Description of the task: Revise the lines of the listing from the line with "checkbox-unchecked[interactable] [593, 406, 615, 429]" to the line with "column-toggle-label: Phase Error", both included, replacing "checkbox-checked" with "checkbox-selected" and leaving everything else unchanged. Return only those lines.
########################################
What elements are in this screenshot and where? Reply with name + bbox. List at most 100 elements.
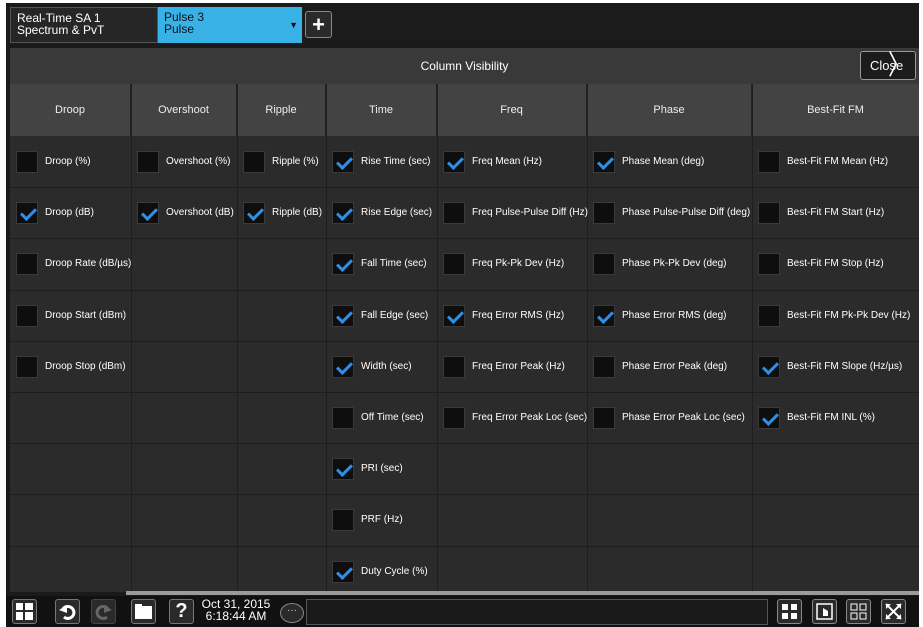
checkbox-unchecked[interactable] [593, 406, 615, 429]
close-button[interactable]: Close 〉 [860, 49, 916, 80]
column-toggle-ripple[interactable]: Ripple (dB) [243, 187, 324, 238]
checkbox-checked[interactable] [332, 457, 354, 480]
checkbox-checked[interactable] [593, 150, 615, 173]
column-toggle-droop[interactable]: Droop (%) [16, 136, 129, 187]
column-toggle-label: Phase Error RMS (deg) [622, 310, 727, 321]
column-header-droop: Droop [10, 84, 131, 136]
column-toggle-time[interactable]: Width (sec) [332, 341, 435, 392]
checkbox-checked[interactable] [332, 150, 354, 173]
column-toggle-best-fit-fm[interactable]: Best-Fit FM Pk-Pk Dev (Hz) [758, 290, 917, 341]
checkbox-unchecked[interactable] [137, 150, 159, 173]
column-toggle-phase[interactable]: Phase Error Peak Loc (sec) [593, 392, 750, 443]
checkbox-unchecked[interactable] [443, 355, 465, 378]
checkbox-unchecked[interactable] [16, 150, 38, 173]
checkbox-checked[interactable] [758, 406, 780, 429]
dialog-header: Column Visibility Close 〉 [10, 48, 919, 84]
checkbox-unchecked[interactable] [593, 201, 615, 224]
column-toggle-time[interactable]: Rise Edge (sec) [332, 187, 435, 238]
column-toggle-phase[interactable]: Phase Mean (deg) [593, 136, 750, 187]
checkbox-unchecked[interactable] [16, 355, 38, 378]
checkbox-checked[interactable] [758, 355, 780, 378]
grid-column-divider [237, 84, 238, 592]
column-toggle-label: Overshoot (%) [166, 156, 231, 167]
column-toggle-time[interactable]: Duty Cycle (%) [332, 546, 435, 597]
column-toggle-freq[interactable]: Freq Error Peak (Hz) [443, 341, 585, 392]
column-toggle-time[interactable]: Fall Time (sec) [332, 238, 435, 289]
checkbox-checked[interactable] [332, 252, 354, 275]
horizontal-scrollbar[interactable] [126, 591, 919, 595]
checkbox-unchecked[interactable] [443, 406, 465, 429]
checkbox-checked[interactable] [332, 560, 354, 583]
checkbox-checked[interactable] [332, 355, 354, 378]
dropdown-arrow-icon[interactable]: ▼ [289, 19, 298, 31]
column-toggle-time[interactable]: Rise Time (sec) [332, 136, 435, 187]
column-toggle-droop[interactable]: Droop Start (dBm) [16, 290, 129, 341]
tab-bar: Real-Time SA 1 Spectrum & PvT Pulse 3 Pu… [6, 3, 919, 45]
column-toggle-ripple[interactable]: Ripple (%) [243, 136, 324, 187]
column-toggle-freq[interactable]: Freq Mean (Hz) [443, 136, 585, 187]
column-toggle-label: Freq Pk-Pk Dev (Hz) [472, 258, 565, 269]
column-toggle-phase[interactable]: Phase Error Peak (deg) [593, 341, 750, 392]
column-toggle-overshoot[interactable]: Overshoot (%) [137, 136, 235, 187]
checkbox-unchecked[interactable] [16, 304, 38, 327]
tab-measurement-pulse[interactable]: Pulse 3 Pulse ▼ [158, 7, 302, 43]
column-toggle-freq[interactable]: Freq Pk-Pk Dev (Hz) [443, 238, 585, 289]
checkbox-checked[interactable] [443, 304, 465, 327]
checkbox-unchecked[interactable] [332, 406, 354, 429]
column-toggle-best-fit-fm[interactable]: Best-Fit FM Slope (Hz/µs) [758, 341, 917, 392]
help-icon[interactable]: ? [169, 599, 194, 624]
checkbox-unchecked[interactable] [443, 201, 465, 224]
checkbox-checked[interactable] [137, 201, 159, 224]
checkbox-checked[interactable] [332, 304, 354, 327]
checkbox-unchecked[interactable] [332, 508, 354, 531]
layout-grid-icon[interactable] [777, 599, 802, 624]
checkbox-checked[interactable] [243, 201, 265, 224]
checkbox-checked[interactable] [443, 150, 465, 173]
chat-icon[interactable]: ··· [280, 603, 304, 623]
tab-screen-real-time-sa[interactable]: Real-Time SA 1 Spectrum & PvT [10, 7, 158, 43]
column-toggle-time[interactable]: PRI (sec) [332, 443, 435, 494]
column-toggle-phase[interactable]: Phase Pk-Pk Dev (deg) [593, 238, 750, 289]
column-toggle-droop[interactable]: Droop Rate (dB/µs) [16, 238, 131, 289]
column-toggle-label: Off Time (sec) [361, 412, 424, 423]
fullscreen-icon[interactable] [881, 599, 906, 624]
column-toggle-time[interactable]: PRF (Hz) [332, 494, 435, 545]
undo-icon[interactable] [55, 599, 80, 624]
checkbox-unchecked[interactable] [243, 150, 265, 173]
column-toggle-phase[interactable]: Phase Error RMS (deg) [593, 290, 750, 341]
column-toggle-freq[interactable]: Freq Error RMS (Hz) [443, 290, 585, 341]
column-toggle-freq[interactable]: Freq Error Peak Loc (sec) [443, 392, 587, 443]
column-toggle-best-fit-fm[interactable]: Best-Fit FM INL (%) [758, 392, 917, 443]
column-toggle-droop[interactable]: Droop (dB) [16, 187, 129, 238]
checkbox-unchecked[interactable] [593, 355, 615, 378]
checkbox-unchecked[interactable] [758, 252, 780, 275]
column-header-row: Droop Overshoot Ripple Time Freq Phase B… [10, 84, 919, 136]
checkbox-unchecked[interactable] [16, 252, 38, 275]
add-screen-button[interactable]: + [305, 11, 332, 38]
checkbox-unchecked[interactable] [758, 201, 780, 224]
checkbox-unchecked[interactable] [443, 252, 465, 275]
checkbox-checked[interactable] [593, 304, 615, 327]
multi-window-icon[interactable] [846, 599, 871, 624]
column-toggle-best-fit-fm[interactable]: Best-Fit FM Start (Hz) [758, 187, 917, 238]
grid-column-divider [437, 84, 438, 592]
column-toggle-overshoot[interactable]: Overshoot (dB) [137, 187, 235, 238]
checkbox-checked[interactable] [16, 201, 38, 224]
column-toggle-label: Ripple (%) [272, 156, 319, 167]
column-toggle-best-fit-fm[interactable]: Best-Fit FM Mean (Hz) [758, 136, 917, 187]
checkbox-unchecked[interactable] [758, 150, 780, 173]
folder-icon[interactable] [131, 599, 156, 624]
column-toggle-time[interactable]: Off Time (sec) [332, 392, 435, 443]
checkbox-unchecked[interactable] [758, 304, 780, 327]
column-toggle-label: Freq Error Peak (Hz) [472, 361, 565, 372]
column-toggle-best-fit-fm[interactable]: Best-Fit FM Stop (Hz) [758, 238, 917, 289]
column-toggle-freq[interactable]: Freq Pulse-Pulse Diff (Hz) [443, 187, 588, 238]
touch-icon[interactable] [812, 599, 837, 624]
redo-icon[interactable] [91, 599, 116, 624]
checkbox-checked[interactable] [332, 201, 354, 224]
column-toggle-droop[interactable]: Droop Stop (dBm) [16, 341, 129, 392]
column-toggle-phase[interactable]: Phase Pulse-Pulse Diff (deg) [593, 187, 750, 238]
checkbox-unchecked[interactable] [593, 252, 615, 275]
column-toggle-time[interactable]: Fall Edge (sec) [332, 290, 435, 341]
windows-icon[interactable] [12, 599, 37, 624]
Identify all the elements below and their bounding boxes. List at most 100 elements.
########################################
Written response:
checkbox-unchecked[interactable] [593, 406, 615, 429]
close-button[interactable]: Close 〉 [860, 49, 916, 80]
column-toggle-ripple[interactable]: Ripple (dB) [243, 187, 324, 238]
checkbox-selected[interactable] [332, 457, 354, 480]
checkbox-selected[interactable] [593, 150, 615, 173]
column-toggle-droop[interactable]: Droop (%) [16, 136, 129, 187]
column-toggle-label: Phase Error RMS (deg) [622, 310, 727, 321]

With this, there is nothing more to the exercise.